EXERCISE REQUIREMENTS: In the listing below, locate the lines that hold the string "Horas". Copy those lines.

DATA IN THIS EXERCISE:
--- Start ---

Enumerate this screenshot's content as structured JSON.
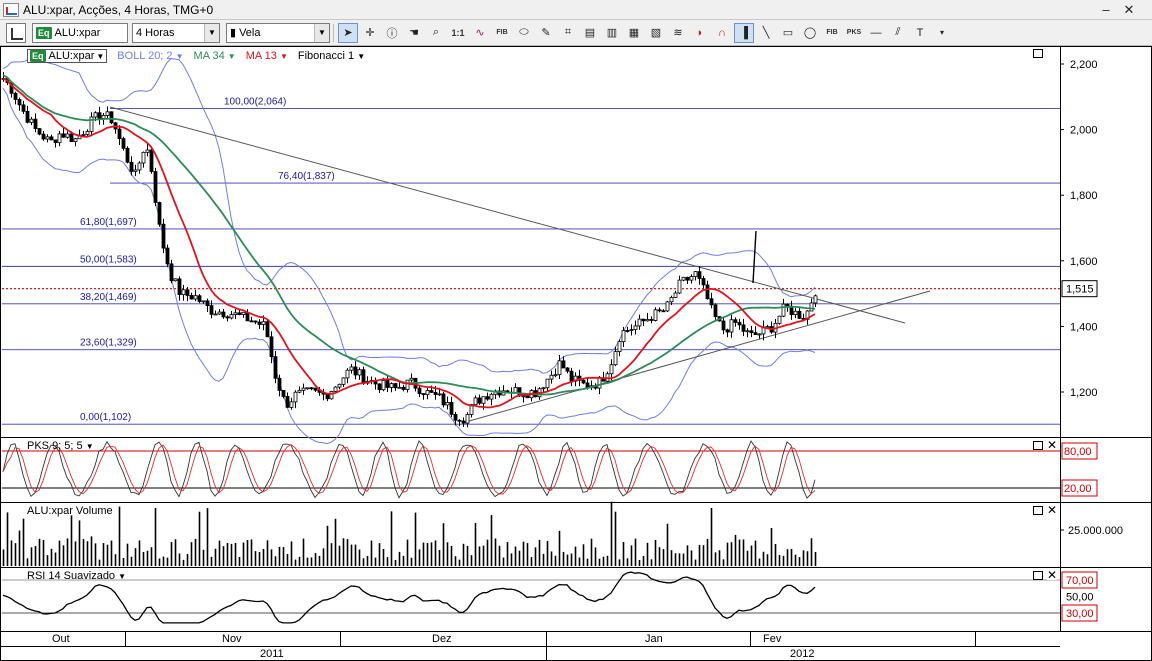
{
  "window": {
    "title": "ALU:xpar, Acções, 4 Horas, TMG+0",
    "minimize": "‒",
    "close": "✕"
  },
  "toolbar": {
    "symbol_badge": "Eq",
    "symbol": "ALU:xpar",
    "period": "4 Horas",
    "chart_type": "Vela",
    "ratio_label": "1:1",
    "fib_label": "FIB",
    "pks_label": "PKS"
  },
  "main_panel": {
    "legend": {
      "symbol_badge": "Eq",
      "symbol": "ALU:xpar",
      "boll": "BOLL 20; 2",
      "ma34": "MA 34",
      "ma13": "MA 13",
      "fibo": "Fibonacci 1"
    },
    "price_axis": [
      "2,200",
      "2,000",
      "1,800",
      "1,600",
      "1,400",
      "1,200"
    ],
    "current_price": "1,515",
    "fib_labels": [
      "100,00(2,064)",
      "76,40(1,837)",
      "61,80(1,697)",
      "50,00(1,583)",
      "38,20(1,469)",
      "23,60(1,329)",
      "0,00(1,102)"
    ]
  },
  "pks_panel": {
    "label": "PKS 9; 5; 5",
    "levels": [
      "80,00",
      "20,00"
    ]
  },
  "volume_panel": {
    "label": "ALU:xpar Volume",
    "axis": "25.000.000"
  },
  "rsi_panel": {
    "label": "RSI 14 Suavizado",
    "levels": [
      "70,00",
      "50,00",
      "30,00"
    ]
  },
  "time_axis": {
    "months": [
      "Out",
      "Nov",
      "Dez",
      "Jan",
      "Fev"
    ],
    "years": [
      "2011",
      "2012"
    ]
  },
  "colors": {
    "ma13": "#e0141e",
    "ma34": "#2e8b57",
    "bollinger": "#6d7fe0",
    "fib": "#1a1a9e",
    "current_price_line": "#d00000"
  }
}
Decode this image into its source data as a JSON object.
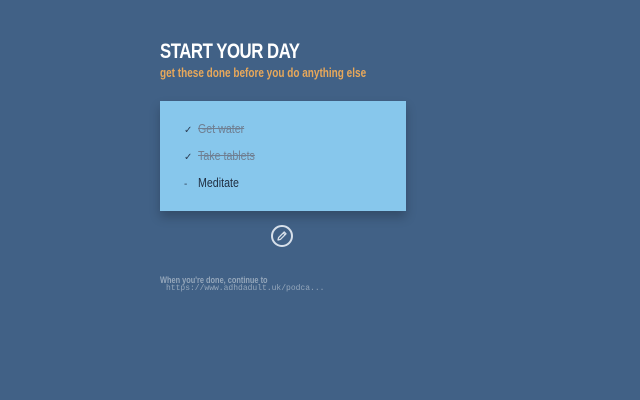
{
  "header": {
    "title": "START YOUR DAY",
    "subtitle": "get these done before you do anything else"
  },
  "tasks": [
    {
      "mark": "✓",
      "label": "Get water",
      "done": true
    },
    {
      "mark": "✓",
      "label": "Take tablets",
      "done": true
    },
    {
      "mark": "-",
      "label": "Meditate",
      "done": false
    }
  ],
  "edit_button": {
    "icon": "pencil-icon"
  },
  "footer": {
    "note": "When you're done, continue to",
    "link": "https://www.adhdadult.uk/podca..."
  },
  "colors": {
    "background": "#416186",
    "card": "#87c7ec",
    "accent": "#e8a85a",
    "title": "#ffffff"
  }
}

--- End ---
--- Start ---

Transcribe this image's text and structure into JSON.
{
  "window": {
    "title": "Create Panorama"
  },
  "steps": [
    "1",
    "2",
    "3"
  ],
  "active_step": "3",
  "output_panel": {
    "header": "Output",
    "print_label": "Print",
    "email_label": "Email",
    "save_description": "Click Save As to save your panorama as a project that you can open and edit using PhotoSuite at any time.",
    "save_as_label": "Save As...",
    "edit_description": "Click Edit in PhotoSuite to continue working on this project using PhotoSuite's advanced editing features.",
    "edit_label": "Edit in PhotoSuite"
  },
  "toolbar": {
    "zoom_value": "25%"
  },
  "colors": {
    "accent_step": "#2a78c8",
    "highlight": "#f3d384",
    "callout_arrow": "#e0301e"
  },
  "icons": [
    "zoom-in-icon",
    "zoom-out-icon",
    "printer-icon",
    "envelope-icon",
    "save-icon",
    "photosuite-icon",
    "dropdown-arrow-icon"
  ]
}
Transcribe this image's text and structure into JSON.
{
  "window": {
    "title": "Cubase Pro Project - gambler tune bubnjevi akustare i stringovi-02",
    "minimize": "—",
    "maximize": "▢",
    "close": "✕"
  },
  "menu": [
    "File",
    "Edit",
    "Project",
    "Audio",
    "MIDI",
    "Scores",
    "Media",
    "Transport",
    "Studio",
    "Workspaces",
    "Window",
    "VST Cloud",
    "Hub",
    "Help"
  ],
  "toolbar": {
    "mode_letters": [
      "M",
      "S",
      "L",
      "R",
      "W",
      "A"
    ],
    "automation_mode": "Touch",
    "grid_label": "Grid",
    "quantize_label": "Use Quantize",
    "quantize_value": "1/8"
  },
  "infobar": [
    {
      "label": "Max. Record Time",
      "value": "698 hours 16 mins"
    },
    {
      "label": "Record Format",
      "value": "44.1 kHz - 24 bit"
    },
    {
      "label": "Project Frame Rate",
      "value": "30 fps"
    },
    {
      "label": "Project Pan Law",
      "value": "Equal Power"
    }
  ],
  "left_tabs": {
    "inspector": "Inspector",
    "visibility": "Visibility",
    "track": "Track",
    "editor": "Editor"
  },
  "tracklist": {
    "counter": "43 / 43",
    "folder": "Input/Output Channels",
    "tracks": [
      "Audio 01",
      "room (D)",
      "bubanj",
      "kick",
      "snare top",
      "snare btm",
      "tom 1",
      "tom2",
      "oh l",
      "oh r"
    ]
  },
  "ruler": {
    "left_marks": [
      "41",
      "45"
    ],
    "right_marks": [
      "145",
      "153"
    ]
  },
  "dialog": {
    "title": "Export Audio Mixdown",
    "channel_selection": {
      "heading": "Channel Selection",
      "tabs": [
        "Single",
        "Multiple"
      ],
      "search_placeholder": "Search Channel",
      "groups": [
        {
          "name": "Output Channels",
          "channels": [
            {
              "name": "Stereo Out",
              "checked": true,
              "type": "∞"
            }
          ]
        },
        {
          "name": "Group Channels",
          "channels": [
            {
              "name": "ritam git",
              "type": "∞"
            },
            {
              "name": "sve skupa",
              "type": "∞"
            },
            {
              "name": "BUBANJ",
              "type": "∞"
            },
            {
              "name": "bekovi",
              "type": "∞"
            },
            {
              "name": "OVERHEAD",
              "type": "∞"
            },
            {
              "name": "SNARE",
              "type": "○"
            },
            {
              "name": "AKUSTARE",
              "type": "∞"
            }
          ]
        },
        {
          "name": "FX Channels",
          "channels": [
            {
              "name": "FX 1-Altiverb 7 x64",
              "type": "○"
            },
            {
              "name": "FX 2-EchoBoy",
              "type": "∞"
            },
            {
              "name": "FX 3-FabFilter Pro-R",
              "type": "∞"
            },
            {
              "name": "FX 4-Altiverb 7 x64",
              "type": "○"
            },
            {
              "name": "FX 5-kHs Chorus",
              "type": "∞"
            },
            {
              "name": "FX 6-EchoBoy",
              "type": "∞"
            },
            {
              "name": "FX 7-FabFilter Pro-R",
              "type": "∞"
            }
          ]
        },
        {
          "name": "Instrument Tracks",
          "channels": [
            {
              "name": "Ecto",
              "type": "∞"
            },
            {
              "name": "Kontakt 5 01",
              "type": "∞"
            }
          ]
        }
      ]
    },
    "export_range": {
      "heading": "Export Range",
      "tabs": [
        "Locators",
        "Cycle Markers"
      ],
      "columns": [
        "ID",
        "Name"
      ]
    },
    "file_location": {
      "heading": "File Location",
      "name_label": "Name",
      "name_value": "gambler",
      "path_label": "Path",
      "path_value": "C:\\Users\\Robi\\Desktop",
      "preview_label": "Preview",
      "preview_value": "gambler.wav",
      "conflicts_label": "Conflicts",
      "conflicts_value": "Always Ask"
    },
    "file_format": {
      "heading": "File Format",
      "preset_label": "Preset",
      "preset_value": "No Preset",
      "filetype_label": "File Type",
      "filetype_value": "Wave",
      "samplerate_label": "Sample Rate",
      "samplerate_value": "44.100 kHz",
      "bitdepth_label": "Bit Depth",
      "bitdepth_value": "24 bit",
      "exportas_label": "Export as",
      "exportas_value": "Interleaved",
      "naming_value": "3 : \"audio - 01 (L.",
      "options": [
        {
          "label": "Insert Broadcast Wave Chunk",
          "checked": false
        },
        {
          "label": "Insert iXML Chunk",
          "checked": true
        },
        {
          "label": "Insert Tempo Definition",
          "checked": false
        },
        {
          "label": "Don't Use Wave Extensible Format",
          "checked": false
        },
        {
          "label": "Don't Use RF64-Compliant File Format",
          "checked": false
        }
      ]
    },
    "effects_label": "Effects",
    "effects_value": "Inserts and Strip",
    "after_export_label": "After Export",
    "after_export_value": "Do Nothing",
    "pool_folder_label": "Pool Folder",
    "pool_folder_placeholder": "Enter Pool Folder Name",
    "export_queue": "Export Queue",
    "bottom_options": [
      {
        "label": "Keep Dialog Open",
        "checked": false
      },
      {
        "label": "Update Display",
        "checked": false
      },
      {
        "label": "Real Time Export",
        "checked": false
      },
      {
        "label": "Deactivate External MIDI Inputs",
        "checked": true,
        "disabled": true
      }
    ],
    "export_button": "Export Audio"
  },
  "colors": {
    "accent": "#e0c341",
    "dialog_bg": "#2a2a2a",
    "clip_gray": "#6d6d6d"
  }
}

--- End ---
--- Start ---

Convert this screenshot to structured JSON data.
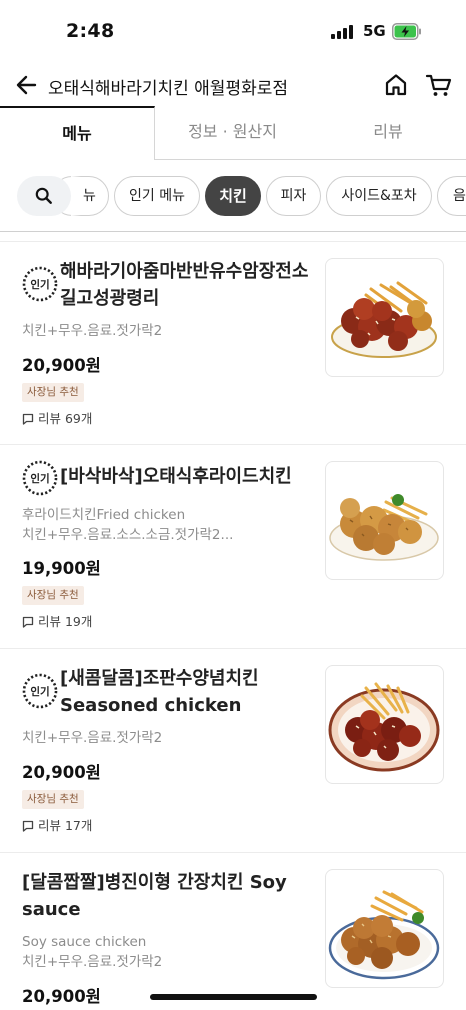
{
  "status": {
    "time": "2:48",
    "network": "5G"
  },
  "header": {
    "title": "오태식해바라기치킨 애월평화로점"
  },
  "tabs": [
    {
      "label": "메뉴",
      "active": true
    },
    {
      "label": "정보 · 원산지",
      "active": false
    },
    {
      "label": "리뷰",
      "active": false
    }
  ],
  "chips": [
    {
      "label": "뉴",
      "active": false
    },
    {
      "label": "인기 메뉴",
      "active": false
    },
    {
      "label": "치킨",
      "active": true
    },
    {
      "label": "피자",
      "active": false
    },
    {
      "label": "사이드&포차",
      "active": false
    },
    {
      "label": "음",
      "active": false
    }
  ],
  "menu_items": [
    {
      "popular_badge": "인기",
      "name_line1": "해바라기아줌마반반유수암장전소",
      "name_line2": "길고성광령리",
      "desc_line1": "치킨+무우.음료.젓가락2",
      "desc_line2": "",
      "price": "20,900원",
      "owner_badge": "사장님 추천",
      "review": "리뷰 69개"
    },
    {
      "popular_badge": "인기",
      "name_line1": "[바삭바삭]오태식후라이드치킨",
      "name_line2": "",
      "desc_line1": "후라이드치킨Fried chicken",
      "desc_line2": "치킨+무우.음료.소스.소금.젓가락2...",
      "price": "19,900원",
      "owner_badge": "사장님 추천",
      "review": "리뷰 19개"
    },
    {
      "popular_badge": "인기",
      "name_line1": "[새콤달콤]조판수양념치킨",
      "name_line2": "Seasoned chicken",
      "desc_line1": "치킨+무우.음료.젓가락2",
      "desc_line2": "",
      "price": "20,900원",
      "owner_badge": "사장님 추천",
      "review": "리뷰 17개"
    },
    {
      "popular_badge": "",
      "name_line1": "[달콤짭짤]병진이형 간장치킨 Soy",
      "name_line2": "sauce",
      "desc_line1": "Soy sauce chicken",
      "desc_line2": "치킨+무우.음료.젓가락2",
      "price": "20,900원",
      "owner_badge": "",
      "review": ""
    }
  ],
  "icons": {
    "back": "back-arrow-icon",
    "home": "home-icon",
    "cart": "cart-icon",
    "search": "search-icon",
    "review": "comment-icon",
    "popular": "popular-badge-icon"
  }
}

--- End ---

RESPONSE TO THE EXERCISE:
    "title": "ALU:xpar, Acções, 4 Horas, TMG+0",
    "period": "4 Horas",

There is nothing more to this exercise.